> **Texte fourni**:
↓↓↓

Dès lors, la république romaine cherche son salut dans la fuite en avant. La conquête, poussée de plus en plus loin, permet de colmater les brèches, qu’il s’agisse du paysan-soldat ou du paysan resté aux champs. En effet, elle fournit aux soldats le butin, permet de distribuer aux vétérans soldes, primes de démobilisation et terres (toutes trois souvent fournies par la conquête elle-même), et ainsi contient la révolte des mobilisés. Le butin est surtout la proie des généraux et de ceux qui les entourent, mais les soldats sont aussi de la fête. En l’an 200, les vétérans de Scipion l’Africain reçoivent une dotation de terre pour chaque année passée dans les légions en Espagne ou en Afrique. Sylla, de son côté, autorise le pillage des cités, distribue aux soldats primes et récompenses, attribue des terres à 120 000 de ses vétérans. Les soldats de César ont leur part de butin, et leur solde est pratiquement doublée. A leur départ de l’armée, ses vétérans reçoivent, non seulement des parcelles de terre (c’est le cas de 50 000 d’entre eux), mais aussi, lors de son triomphe en 46, des primes de 5 000, 6 000 deniers ou davantage, proportionnellement, pour les officiers. Au temps d’Auguste, le premier empereur romain, les soldats recevaient désormais régulièrement des primes ou des terres à leur démobilisation [36].

↑↑↑

> **Section des données**:
↓↓↓

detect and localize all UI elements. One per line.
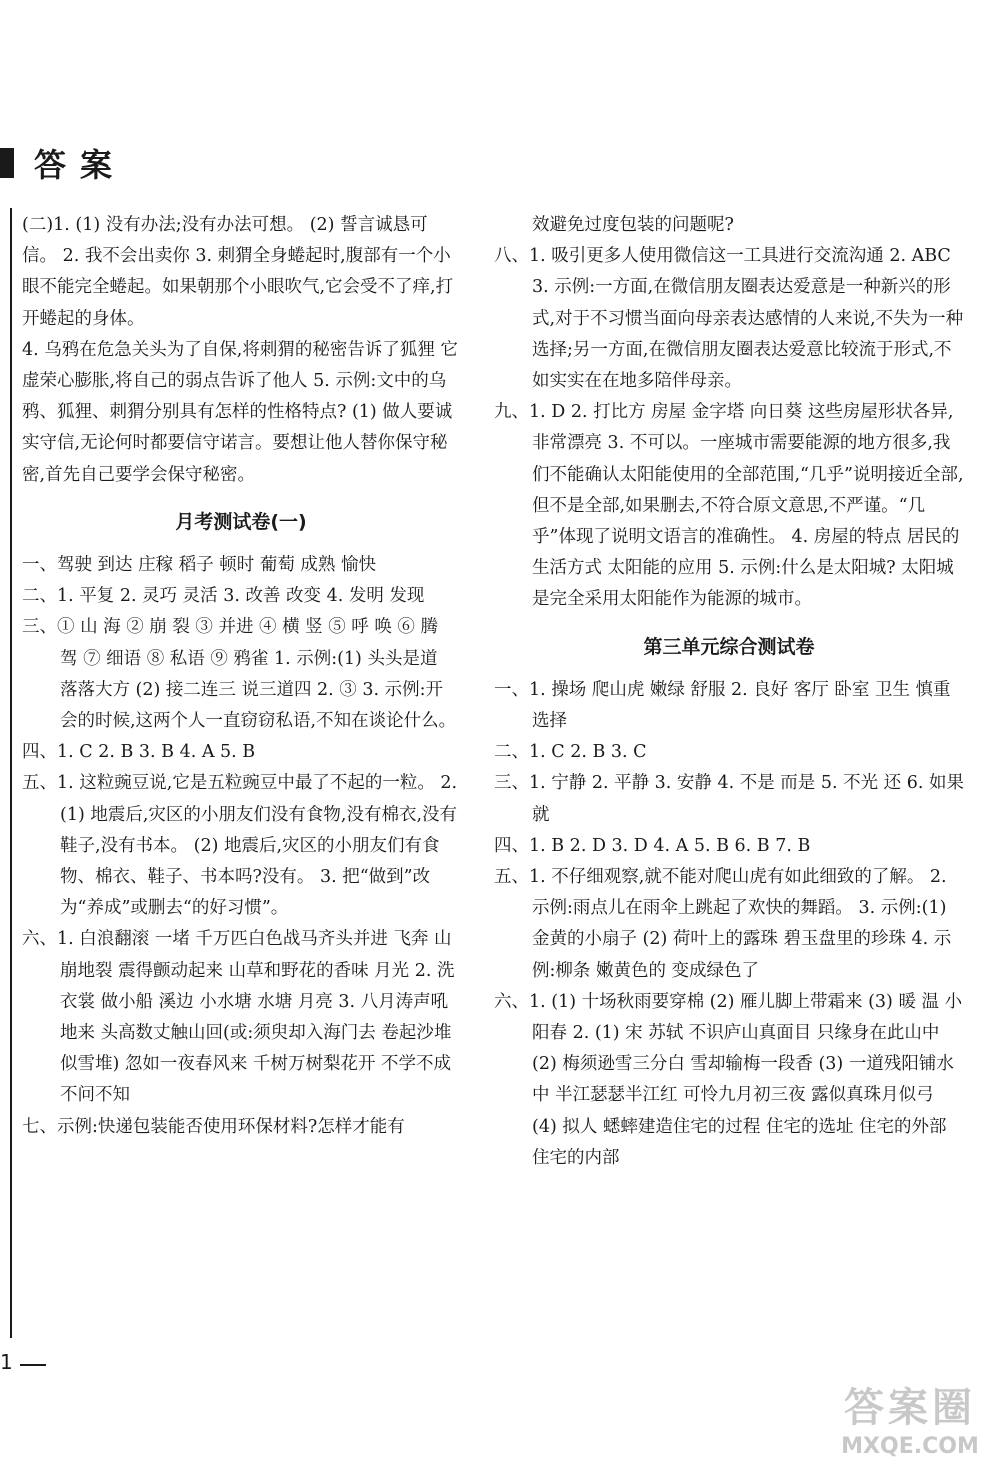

↑↑↑

> **Tâches à réaliser**:
**1.** D'après le texte sur la conquête romaine, que reçoivent les vétérans de Scipion l'Africain en l'an 200 ? À combien de ses vétérans Sylla attribue-t-il des terres ? Qu'advient-il de la solde des soldats de César ?
Répondez à chaque question sur sa propre ligne, avec les marques (a), (b) et (c).
**2.** Pouvez-vous transformer en liste à puces le paragraphe du texte sur la conquête romaine qui commence par « Dès lors, la république romaine », sans en perdre les faits principaux ?
Les données ne servent à rien pour ce travail.

> **Réponses finales**:
**1.**
(a) Une dotation de terre pour chaque année passée dans les légions en Espagne ou en Afrique.
(b) À 120 000 de ses vétérans.
(c) Elle est pratiquement doublée.

**2.**
- La république romaine cherche son salut dans une conquête poussée toujours plus loin, qui colmate les brèches chez le paysan-soldat comme chez le paysan resté aux champs.
- La conquête fournit le butin aux soldats. Elle permet aussi de verser aux vétérans soldes, primes de démobilisation et terres, ce qui contient la révolte des mobilisés.
- Le butin profite surtout aux généraux et à leur entourage, mais les soldats en ont aussi leur part.
- En l'an 200, les vétérans de Scipion l'Africain reçoivent une dotation de terre pour chaque année passée dans les légions en Espagne ou en Afrique.
- Sylla autorise le pillage des cités, distribue primes et récompenses, et attribue des terres à 120 000 vétérans.
- Les soldats de César reçoivent une part du butin et voient leur solde pratiquement doublée. À leur départ, 50 000 vétérans obtiennent des parcelles. Lors du triomphe de 46, des primes de 5 000, 6 000 deniers ou davantage sont versées, proportionnellement plus élevées pour les officiers.
- Sous Auguste, premier empereur romain, les soldats reçoivent régulièrement des primes ou des terres à leur démobilisation.